#### Given entries
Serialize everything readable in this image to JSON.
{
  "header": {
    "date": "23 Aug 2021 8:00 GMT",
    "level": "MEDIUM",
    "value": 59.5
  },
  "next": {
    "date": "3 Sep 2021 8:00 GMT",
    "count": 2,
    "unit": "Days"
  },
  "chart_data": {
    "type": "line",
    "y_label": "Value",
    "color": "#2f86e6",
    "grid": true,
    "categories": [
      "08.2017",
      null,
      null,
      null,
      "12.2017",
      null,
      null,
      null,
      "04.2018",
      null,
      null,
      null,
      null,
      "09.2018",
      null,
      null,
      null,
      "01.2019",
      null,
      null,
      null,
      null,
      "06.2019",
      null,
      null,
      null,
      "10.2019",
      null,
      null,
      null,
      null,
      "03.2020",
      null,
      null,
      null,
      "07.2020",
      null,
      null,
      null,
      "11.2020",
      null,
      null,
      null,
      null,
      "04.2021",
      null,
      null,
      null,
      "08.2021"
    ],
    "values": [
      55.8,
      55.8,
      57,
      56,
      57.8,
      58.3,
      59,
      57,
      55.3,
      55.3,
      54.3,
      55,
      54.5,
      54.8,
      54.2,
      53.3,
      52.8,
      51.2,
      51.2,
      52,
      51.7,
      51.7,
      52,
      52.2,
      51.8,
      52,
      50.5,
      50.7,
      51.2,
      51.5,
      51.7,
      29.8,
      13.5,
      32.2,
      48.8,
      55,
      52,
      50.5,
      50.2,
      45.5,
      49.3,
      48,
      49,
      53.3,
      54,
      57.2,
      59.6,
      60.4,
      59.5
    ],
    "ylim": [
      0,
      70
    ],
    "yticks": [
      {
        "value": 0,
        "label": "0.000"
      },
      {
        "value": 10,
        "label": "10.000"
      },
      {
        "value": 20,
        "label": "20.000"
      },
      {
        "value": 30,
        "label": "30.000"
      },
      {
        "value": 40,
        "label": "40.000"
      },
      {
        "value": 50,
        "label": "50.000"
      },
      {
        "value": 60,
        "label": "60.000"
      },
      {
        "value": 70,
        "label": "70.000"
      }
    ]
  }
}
########
### Instructions for the task
Using the records above, pull out each line where the word "date" occurs.

### Written solution
    "date": "23 Aug 2021 8:00 GMT",
    "date": "3 Sep 2021 8:00 GMT",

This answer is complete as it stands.